[Given problem] Rewrite the lines of each listing below as a numbered list, omitting any blank lines.

+--

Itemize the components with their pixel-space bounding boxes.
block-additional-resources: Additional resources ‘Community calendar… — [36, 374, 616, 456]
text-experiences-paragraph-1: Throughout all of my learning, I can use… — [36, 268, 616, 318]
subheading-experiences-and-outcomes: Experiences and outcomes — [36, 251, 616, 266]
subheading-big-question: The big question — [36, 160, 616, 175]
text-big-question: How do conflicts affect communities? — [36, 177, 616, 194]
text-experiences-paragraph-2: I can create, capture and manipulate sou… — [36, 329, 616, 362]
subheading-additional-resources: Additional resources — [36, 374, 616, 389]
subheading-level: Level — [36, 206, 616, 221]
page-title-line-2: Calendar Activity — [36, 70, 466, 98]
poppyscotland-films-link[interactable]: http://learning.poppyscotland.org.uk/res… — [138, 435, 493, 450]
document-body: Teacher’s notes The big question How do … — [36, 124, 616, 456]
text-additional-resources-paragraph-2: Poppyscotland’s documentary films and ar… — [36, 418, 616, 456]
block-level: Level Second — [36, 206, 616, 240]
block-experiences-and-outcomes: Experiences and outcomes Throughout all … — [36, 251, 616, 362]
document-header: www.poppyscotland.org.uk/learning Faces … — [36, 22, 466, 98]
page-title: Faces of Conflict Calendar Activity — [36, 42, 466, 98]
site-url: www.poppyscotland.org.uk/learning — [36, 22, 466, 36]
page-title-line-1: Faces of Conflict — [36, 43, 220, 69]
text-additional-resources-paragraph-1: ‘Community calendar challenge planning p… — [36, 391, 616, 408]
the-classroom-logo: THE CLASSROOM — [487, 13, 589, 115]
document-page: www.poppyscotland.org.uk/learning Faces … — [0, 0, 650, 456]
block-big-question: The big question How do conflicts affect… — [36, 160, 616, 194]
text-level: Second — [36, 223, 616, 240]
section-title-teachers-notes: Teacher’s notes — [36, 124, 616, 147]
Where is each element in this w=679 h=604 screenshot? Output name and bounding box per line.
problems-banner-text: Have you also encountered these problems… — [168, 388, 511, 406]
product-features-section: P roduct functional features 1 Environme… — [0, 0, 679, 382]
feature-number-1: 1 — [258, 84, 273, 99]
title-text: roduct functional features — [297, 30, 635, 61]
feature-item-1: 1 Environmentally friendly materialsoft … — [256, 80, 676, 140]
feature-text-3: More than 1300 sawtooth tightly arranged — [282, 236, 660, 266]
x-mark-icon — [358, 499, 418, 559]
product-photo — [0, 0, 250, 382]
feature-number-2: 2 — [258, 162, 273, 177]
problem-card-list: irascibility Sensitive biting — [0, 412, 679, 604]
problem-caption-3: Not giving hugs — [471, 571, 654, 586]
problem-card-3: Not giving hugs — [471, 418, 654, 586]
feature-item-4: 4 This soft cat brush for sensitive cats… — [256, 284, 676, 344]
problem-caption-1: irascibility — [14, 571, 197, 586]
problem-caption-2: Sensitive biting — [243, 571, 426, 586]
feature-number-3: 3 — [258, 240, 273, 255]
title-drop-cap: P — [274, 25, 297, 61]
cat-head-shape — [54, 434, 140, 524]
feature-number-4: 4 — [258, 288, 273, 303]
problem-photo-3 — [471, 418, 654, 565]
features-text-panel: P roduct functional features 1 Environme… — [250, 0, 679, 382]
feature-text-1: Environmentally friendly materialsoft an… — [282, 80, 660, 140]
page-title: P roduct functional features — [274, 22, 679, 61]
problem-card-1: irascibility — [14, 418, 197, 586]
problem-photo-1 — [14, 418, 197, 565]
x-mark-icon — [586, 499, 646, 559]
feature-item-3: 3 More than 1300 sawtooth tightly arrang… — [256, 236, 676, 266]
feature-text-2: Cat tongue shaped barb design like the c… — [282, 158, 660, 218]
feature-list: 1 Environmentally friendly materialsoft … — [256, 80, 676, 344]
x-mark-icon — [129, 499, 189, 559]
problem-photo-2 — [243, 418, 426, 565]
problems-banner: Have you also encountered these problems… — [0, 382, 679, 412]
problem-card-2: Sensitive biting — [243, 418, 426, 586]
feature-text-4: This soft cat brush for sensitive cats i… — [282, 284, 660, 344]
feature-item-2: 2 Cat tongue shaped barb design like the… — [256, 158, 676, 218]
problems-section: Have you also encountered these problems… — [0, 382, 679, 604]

+--

[The completed task]
1. Itemize the components with their pixel-space bounding boxes.
2. block-additional-resources: Additional resources ‘Community calendar… — [36, 374, 616, 456]
3. text-experiences-paragraph-1: Throughout all of my learning, I can use… — [36, 268, 616, 318]
4. subheading-experiences-and-outcomes: Experiences and outcomes — [36, 251, 616, 266]
5. subheading-big-question: The big question — [36, 160, 616, 175]
6. text-big-question: How do conflicts affect communities? — [36, 177, 616, 194]
7. text-experiences-paragraph-2: I can create, capture and manipulate sou… — [36, 329, 616, 362]
8. subheading-additional-resources: Additional resources — [36, 374, 616, 389]
9. subheading-level: Level — [36, 206, 616, 221]
10. page-title-line-2: Calendar Activity — [36, 70, 466, 98]
11. poppyscotland-films-link[interactable]: http://learning.poppyscotland.org.uk/res… — [138, 435, 493, 450]
12. document-body: Teacher’s notes The big question How do … — [36, 124, 616, 456]
13. text-additional-resources-paragraph-2: Poppyscotland’s documentary films and ar… — [36, 418, 616, 456]
14. block-level: Level Second — [36, 206, 616, 240]
15. block-experiences-and-outcomes: Experiences and outcomes Throughout all … — [36, 251, 616, 362]
16. document-header: www.poppyscotland.org.uk/learning Faces … — [36, 22, 466, 98]
17. page-title: Faces of Conflict Calendar Activity — [36, 42, 466, 98]
18. site-url: www.poppyscotland.org.uk/learning — [36, 22, 466, 36]
19. page-title-line-1: Faces of Conflict — [36, 43, 220, 69]
20. text-additional-resources-paragraph-1: ‘Community calendar challenge planning p… — [36, 391, 616, 408]
21. the-classroom-logo: THE CLASSROOM — [487, 13, 589, 115]
22. document-page: www.poppyscotland.org.uk/learning Faces … — [0, 0, 650, 456]
23. block-big-question: The big question How do conflicts affect… — [36, 160, 616, 194]
24. text-level: Second — [36, 223, 616, 240]
25. section-title-teachers-notes: Teacher’s notes — [36, 124, 616, 147]
26. Where is each element in this w=679 h=604 screenshot? Output name and bounding box per line.
27. problems-banner-text: Have you also encountered these problems… — [168, 388, 511, 406]
28. product-features-section: P roduct functional features 1 Environme… — [0, 0, 679, 382]
29. feature-number-1: 1 — [258, 84, 273, 99]
30. title-text: roduct functional features — [297, 30, 635, 61]
31. feature-item-1: 1 Environmentally friendly materialsoft … — [256, 80, 676, 140]
32. feature-text-3: More than 1300 sawtooth tightly arranged — [282, 236, 660, 266]
33. x-mark-icon — [358, 499, 418, 559]
34. product-photo — [0, 0, 250, 382]
35. feature-number-2: 2 — [258, 162, 273, 177]
36. problem-card-list: irascibility Sensitive biting — [0, 412, 679, 604]
37. problem-caption-3: Not giving hugs — [471, 571, 654, 586]
38. problem-card-3: Not giving hugs — [471, 418, 654, 586]
39. feature-item-4: 4 This soft cat brush for sensitive cats… — [256, 284, 676, 344]
40. problem-caption-1: irascibility — [14, 571, 197, 586]
41. problem-caption-2: Sensitive biting — [243, 571, 426, 586]
42. feature-number-3: 3 — [258, 240, 273, 255]
43. title-drop-cap: P — [274, 25, 297, 61]
44. cat-head-shape — [54, 434, 140, 524]
45. feature-number-4: 4 — [258, 288, 273, 303]
46. problem-photo-3 — [471, 418, 654, 565]
47. features-text-panel: P roduct functional features 1 Environme… — [250, 0, 679, 382]
48. feature-text-1: Environmentally friendly materialsoft an… — [282, 80, 660, 140]
49. page-title: P roduct functional features — [274, 22, 679, 61]
50. problem-card-1: irascibility — [14, 418, 197, 586]
51. problem-photo-1 — [14, 418, 197, 565]
52. x-mark-icon — [586, 499, 646, 559]
53. feature-item-3: 3 More than 1300 sawtooth tightly arrang… — [256, 236, 676, 266]
54. feature-text-2: Cat tongue shaped barb design like the c… — [282, 158, 660, 218]
55. feature-list: 1 Environmentally friendly materialsoft … — [256, 80, 676, 344]
56. x-mark-icon — [129, 499, 189, 559]
57. problem-photo-2 — [243, 418, 426, 565]
58. problems-banner: Have you also encountered these problems… — [0, 382, 679, 412]
59. problem-card-2: Sensitive biting — [243, 418, 426, 586]
60. feature-text-4: This soft cat brush for sensitive cats i… — [282, 284, 660, 344]
61. feature-item-2: 2 Cat tongue shaped barb design like the… — [256, 158, 676, 218]
62. problems-section: Have you also encountered these problems… — [0, 382, 679, 604]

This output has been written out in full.